▶ [Work required]: In the material below, find each line holding the string "live" and copy it.
....
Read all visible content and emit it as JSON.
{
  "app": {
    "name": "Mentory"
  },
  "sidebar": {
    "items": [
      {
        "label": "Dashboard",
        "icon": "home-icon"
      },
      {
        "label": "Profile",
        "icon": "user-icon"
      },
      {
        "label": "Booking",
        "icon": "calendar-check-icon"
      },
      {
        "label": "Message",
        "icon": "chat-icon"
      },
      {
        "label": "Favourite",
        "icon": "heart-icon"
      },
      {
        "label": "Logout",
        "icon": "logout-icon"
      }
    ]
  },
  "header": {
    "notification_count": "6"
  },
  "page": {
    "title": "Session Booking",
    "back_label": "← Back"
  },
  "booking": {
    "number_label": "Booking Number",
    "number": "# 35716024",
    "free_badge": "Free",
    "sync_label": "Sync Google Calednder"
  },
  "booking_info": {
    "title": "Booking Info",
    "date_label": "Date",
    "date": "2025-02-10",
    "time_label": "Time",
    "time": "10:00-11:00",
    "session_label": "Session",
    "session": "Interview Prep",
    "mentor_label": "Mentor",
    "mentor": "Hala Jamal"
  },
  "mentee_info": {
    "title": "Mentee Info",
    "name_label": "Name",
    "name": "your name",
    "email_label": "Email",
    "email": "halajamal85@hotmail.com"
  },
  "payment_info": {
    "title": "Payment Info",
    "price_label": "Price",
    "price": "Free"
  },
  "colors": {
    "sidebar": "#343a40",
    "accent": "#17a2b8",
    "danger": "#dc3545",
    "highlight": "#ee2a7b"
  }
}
....
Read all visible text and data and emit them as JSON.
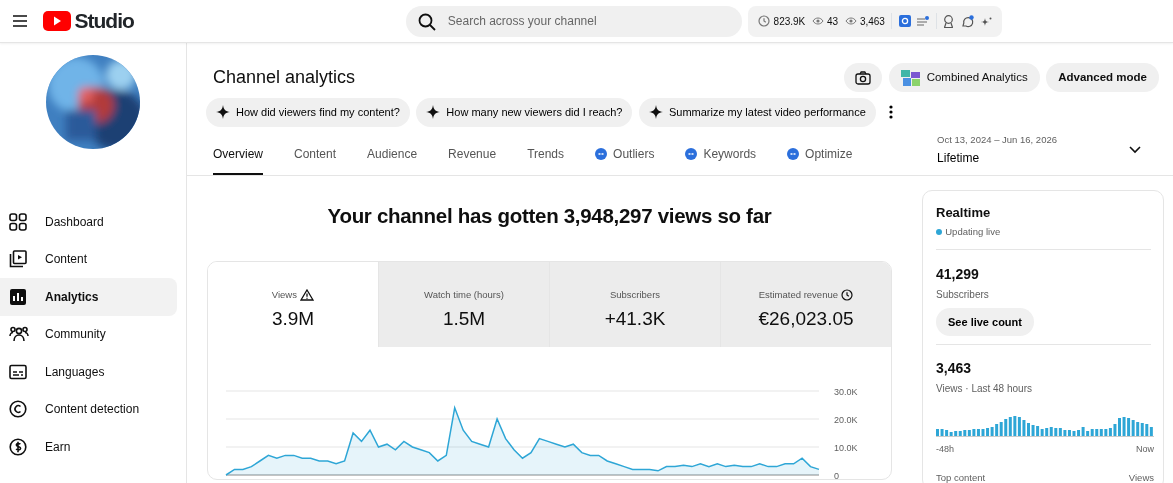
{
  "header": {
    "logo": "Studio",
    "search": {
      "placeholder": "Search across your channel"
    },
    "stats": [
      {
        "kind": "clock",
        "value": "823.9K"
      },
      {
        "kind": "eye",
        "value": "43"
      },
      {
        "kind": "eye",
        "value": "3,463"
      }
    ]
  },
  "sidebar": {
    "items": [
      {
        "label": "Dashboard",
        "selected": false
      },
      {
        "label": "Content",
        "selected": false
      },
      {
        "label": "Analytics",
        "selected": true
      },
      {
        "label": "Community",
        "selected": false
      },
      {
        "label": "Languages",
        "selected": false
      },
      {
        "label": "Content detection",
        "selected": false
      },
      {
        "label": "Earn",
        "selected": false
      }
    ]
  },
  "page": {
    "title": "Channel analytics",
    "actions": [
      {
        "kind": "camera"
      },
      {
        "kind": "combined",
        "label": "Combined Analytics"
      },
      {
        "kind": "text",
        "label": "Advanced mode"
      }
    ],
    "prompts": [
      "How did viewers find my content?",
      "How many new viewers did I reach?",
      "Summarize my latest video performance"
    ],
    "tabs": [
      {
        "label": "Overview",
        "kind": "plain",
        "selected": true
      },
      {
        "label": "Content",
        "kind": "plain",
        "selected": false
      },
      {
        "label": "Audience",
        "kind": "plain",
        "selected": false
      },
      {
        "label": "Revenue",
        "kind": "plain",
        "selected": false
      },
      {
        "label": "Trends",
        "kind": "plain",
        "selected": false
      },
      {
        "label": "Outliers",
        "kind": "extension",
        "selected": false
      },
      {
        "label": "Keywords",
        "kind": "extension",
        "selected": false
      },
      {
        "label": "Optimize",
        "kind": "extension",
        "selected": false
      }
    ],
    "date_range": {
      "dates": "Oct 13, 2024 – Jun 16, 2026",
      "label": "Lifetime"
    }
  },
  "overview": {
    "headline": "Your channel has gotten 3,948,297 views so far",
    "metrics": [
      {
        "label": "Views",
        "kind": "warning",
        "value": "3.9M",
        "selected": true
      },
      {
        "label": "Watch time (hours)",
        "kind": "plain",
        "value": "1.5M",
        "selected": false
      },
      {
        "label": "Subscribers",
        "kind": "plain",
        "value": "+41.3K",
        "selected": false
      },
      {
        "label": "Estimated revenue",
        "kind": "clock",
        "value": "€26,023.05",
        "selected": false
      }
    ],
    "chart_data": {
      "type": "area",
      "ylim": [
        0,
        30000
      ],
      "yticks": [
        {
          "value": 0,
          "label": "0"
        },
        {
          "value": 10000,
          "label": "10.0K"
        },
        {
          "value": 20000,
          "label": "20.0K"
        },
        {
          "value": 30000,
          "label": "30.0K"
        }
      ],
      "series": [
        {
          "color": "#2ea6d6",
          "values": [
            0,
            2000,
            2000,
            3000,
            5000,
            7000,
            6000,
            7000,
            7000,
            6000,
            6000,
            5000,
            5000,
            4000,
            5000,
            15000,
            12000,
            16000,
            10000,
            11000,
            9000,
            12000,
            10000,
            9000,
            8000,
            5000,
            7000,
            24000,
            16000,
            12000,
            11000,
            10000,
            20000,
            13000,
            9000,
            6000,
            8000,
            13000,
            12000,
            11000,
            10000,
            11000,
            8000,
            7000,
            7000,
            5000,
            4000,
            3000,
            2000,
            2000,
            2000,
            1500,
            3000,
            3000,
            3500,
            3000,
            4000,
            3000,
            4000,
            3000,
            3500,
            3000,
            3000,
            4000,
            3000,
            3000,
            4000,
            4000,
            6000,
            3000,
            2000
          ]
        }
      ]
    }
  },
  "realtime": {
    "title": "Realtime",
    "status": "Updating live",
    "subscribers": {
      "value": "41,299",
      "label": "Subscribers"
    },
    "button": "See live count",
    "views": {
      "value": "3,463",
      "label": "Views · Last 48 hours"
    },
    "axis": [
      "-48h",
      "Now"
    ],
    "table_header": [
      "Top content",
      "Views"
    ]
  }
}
....
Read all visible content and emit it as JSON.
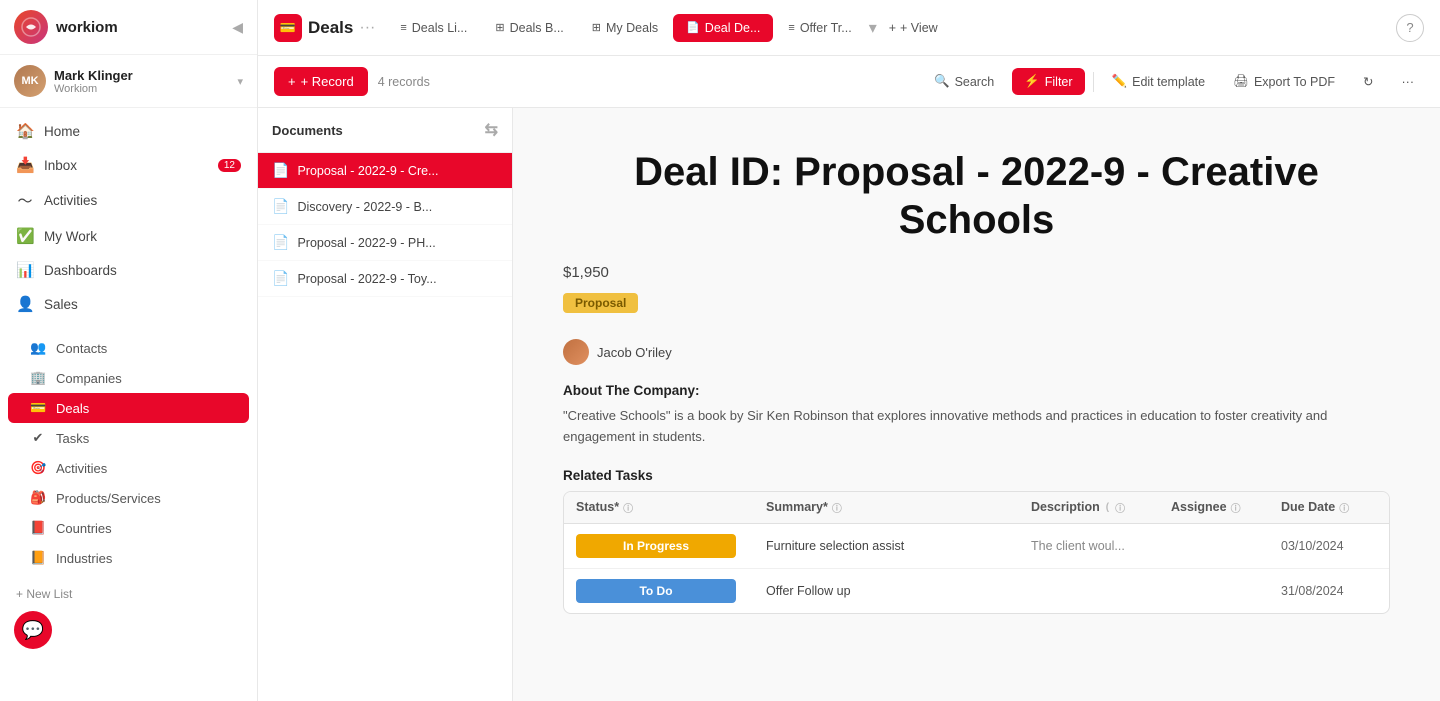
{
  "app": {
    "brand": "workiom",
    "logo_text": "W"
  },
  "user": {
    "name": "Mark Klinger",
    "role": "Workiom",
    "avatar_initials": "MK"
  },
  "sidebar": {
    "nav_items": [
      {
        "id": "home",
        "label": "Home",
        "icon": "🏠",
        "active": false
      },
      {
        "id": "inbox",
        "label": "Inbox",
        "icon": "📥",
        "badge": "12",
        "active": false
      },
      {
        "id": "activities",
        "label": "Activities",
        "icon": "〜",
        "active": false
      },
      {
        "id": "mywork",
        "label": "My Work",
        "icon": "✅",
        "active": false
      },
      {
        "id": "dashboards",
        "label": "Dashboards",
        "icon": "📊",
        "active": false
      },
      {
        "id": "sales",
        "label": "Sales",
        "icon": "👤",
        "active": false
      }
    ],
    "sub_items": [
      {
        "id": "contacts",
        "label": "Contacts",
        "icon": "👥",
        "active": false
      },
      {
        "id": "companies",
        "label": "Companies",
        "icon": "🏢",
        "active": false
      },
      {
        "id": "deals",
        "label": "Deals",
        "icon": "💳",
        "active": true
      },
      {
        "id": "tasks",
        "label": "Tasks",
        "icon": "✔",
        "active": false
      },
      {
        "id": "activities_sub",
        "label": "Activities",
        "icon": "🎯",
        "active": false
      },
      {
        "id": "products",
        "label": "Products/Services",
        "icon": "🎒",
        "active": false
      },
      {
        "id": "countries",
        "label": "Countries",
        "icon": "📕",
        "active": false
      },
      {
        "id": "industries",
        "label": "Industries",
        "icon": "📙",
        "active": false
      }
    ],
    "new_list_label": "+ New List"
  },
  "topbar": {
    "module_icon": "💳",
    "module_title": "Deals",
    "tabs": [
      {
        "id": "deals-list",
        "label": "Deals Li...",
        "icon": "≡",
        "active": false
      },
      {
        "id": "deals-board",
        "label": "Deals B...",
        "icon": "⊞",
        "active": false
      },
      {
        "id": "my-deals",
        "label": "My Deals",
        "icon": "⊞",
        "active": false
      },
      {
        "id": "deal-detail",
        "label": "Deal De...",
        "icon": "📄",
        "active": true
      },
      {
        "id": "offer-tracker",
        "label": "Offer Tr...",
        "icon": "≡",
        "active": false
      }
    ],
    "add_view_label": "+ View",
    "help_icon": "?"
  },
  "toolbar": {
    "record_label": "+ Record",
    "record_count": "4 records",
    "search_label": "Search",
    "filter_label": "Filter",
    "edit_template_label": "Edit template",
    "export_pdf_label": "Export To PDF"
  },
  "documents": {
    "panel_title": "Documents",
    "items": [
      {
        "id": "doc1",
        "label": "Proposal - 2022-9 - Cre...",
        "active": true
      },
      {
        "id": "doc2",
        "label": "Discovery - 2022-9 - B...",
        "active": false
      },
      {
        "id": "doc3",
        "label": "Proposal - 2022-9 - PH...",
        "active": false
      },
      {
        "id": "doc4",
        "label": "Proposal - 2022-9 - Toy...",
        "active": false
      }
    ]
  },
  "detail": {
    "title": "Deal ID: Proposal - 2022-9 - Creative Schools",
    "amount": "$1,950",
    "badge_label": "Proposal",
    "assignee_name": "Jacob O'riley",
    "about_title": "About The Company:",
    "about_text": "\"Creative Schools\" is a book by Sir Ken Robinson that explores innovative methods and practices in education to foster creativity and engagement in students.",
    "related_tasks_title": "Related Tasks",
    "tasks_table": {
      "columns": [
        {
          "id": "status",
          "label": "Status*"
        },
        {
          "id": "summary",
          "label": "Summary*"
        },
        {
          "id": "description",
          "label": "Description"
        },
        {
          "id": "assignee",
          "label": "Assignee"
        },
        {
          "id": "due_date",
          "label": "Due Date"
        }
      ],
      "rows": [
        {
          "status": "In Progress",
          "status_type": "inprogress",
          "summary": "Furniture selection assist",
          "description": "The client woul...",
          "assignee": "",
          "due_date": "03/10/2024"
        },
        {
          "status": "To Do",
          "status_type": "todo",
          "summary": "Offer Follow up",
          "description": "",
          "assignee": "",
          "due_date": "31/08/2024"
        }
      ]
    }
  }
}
....
▶ [Task output]:
    "status": "Updating live",
    "button": "See live count",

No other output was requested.